### Entries supplied:
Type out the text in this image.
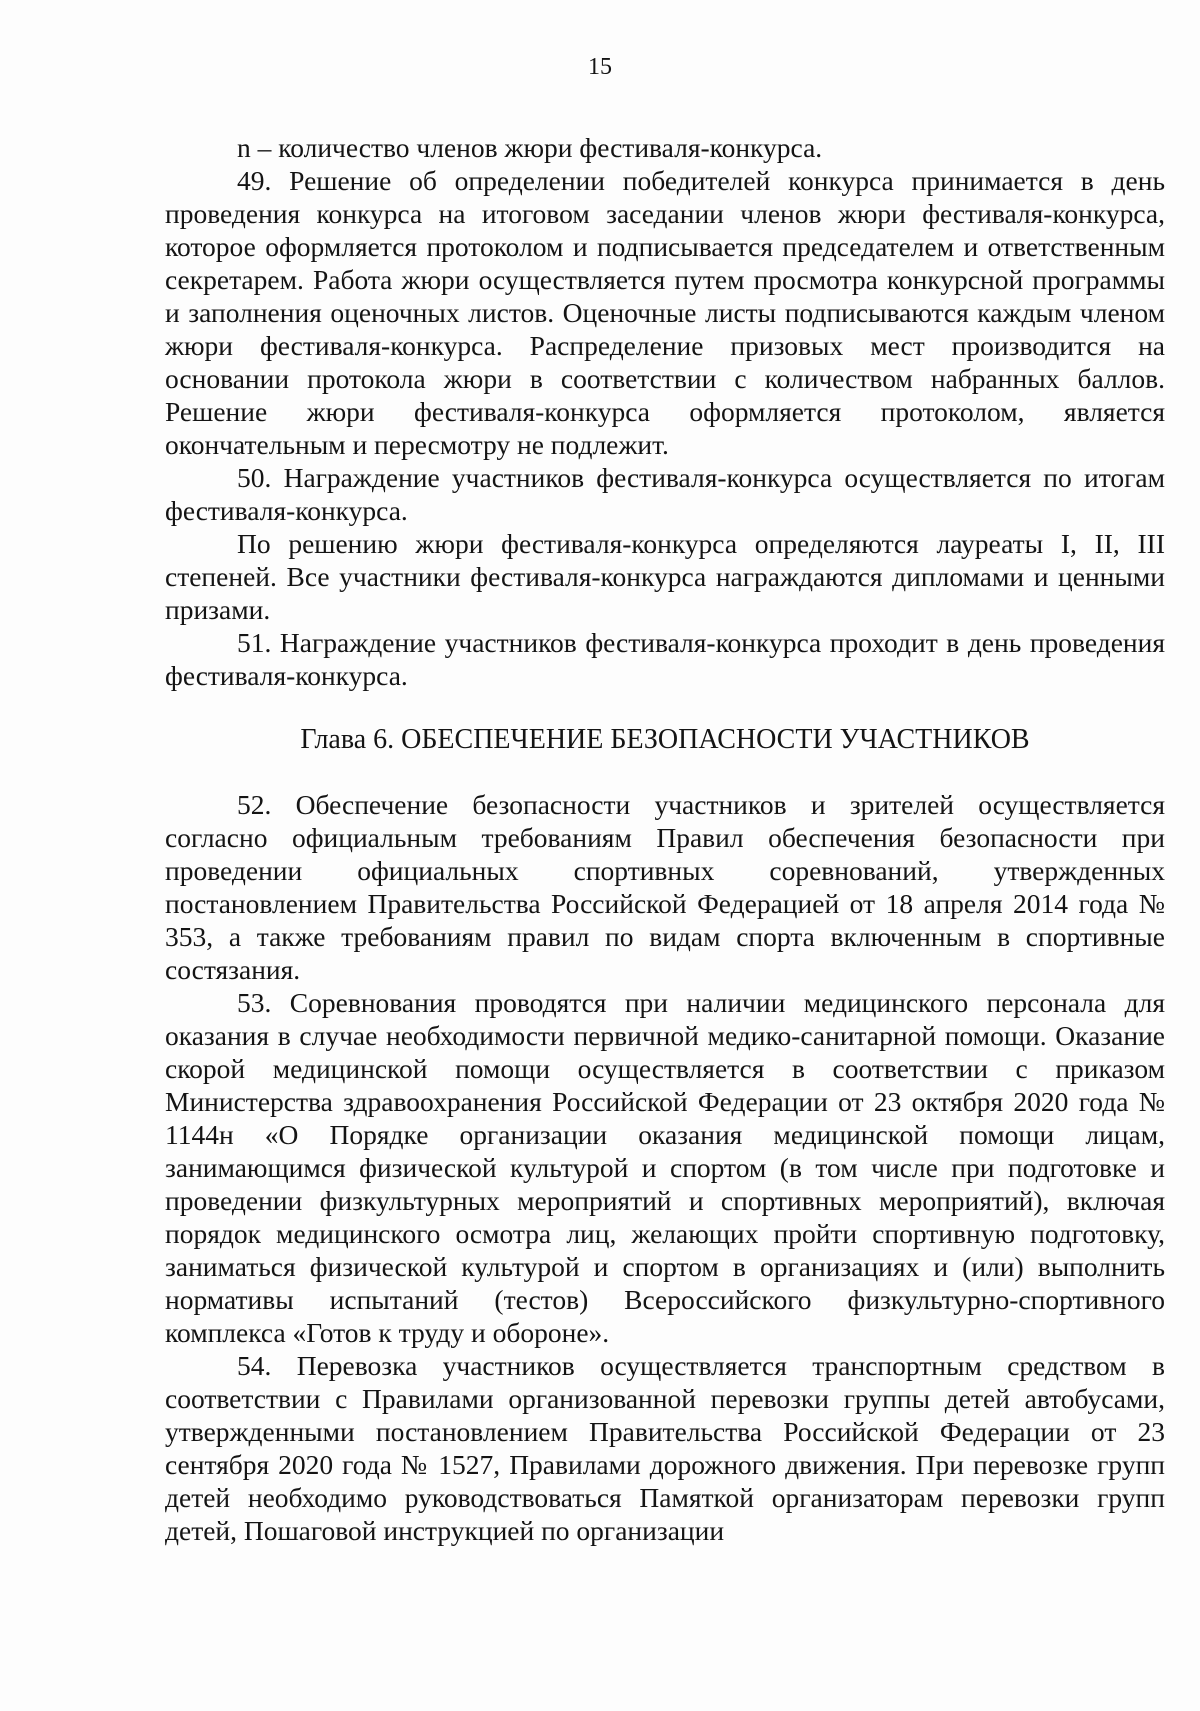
15

n – количество членов жюри фестиваля-конкурса.

49. Решение об определении победителей конкурса принимается в день проведения конкурса на итоговом заседании членов жюри фестиваля-конкурса, которое оформляется протоколом и подписывается председателем и ответственным секретарем. Работа жюри осуществляется путем просмотра конкурсной программы и заполнения оценочных листов. Оценочные листы подписываются каждым членом жюри фестиваля-конкурса. Распределение призовых мест производится на основании протокола жюри в соответствии с количеством набранных баллов. Решение жюри фестиваля-конкурса оформляется протоколом, является окончательным и пересмотру не подлежит.

50. Награждение участников фестиваля-конкурса осуществляется по итогам фестиваля-конкурса.

По решению жюри фестиваля-конкурса определяются лауреаты I, II, III степеней. Все участники фестиваля-конкурса награждаются дипломами и ценными призами.

51. Награждение участников фестиваля-конкурса проходит в день проведения фестиваля-конкурса.

Глава 6. ОБЕСПЕЧЕНИЕ БЕЗОПАСНОСТИ УЧАСТНИКОВ

52. Обеспечение безопасности участников и зрителей осуществляется согласно официальным требованиям Правил обеспечения безопасности при проведении официальных спортивных соревнований, утвержденных постановлением Правительства Российской Федерацией от 18 апреля 2014 года № 353, а также требованиям правил по видам спорта включенным в спортивные состязания.

53. Соревнования проводятся при наличии медицинского персонала для оказания в случае необходимости первичной медико-санитарной помощи. Оказание скорой медицинской помощи осуществляется в соответствии с приказом Министерства здравоохранения Российской Федерации от 23 октября 2020 года № 1144н «О Порядке организации оказания медицинской помощи лицам, занимающимся физической культурой и спортом (в том числе при подготовке и проведении физкультурных мероприятий и спортивных мероприятий), включая порядок медицинского осмотра лиц, желающих пройти спортивную подготовку, заниматься физической культурой и спортом в организациях и (или) выполнить нормативы испытаний (тестов) Всероссийского физкультурно-спортивного комплекса «Готов к труду и обороне».

54. Перевозка участников осуществляется транспортным средством в соответствии с Правилами организованной перевозки группы детей автобусами, утвержденными постановлением Правительства Российской Федерации от 23 сентября 2020 года № 1527, Правилами дорожного движения. При перевозке групп детей необходимо руководствоваться Памяткой организаторам перевозки групп детей, Пошаговой инструкцией по организации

### Written problem:
Would you return the data exactly as written, without the pictures?

### Answer to the task:
Type out the text in this image.
15

n – количество членов жюри фестиваля-конкурса.

49. Решение об определении победителей конкурса принимается в день проведения конкурса на итоговом заседании членов жюри фестиваля-конкурса, которое оформляется протоколом и подписывается председателем и ответственным секретарем. Работа жюри осуществляется путем просмотра конкурсной программы и заполнения оценочных листов. Оценочные листы подписываются каждым членом жюри фестиваля-конкурса. Распределение призовых мест производится на основании протокола жюри в соответствии с количеством набранных баллов. Решение жюри фестиваля-конкурса оформляется протоколом, является окончательным и пересмотру не подлежит.

50. Награждение участников фестиваля-конкурса осуществляется по итогам фестиваля-конкурса.

По решению жюри фестиваля-конкурса определяются лауреаты I, II, III степеней. Все участники фестиваля-конкурса награждаются дипломами и ценными призами.

51. Награждение участников фестиваля-конкурса проходит в день проведения фестиваля-конкурса.

Глава 6. ОБЕСПЕЧЕНИЕ БЕЗОПАСНОСТИ УЧАСТНИКОВ

52. Обеспечение безопасности участников и зрителей осуществляется согласно официальным требованиям Правил обеспечения безопасности при проведении официальных спортивных соревнований, утвержденных постановлением Правительства Российской Федерацией от 18 апреля 2014 года № 353, а также требованиям правил по видам спорта включенным в спортивные состязания.

53. Соревнования проводятся при наличии медицинского персонала для оказания в случае необходимости первичной медико-санитарной помощи. Оказание скорой медицинской помощи осуществляется в соответствии с приказом Министерства здравоохранения Российской Федерации от 23 октября 2020 года № 1144н «О Порядке организации оказания медицинской помощи лицам, занимающимся физической культурой и спортом (в том числе при подготовке и проведении физкультурных мероприятий и спортивных мероприятий), включая порядок медицинского осмотра лиц, желающих пройти спортивную подготовку, заниматься физической культурой и спортом в организациях и (или) выполнить нормативы испытаний (тестов) Всероссийского физкультурно-спортивного комплекса «Готов к труду и обороне».

54. Перевозка участников осуществляется транспортным средством в соответствии с Правилами организованной перевозки группы детей автобусами, утвержденными постановлением Правительства Российской Федерации от 23 сентября 2020 года № 1527, Правилами дорожного движения. При перевозке групп детей необходимо руководствоваться Памяткой организаторам перевозки групп детей, Пошаговой инструкцией по организации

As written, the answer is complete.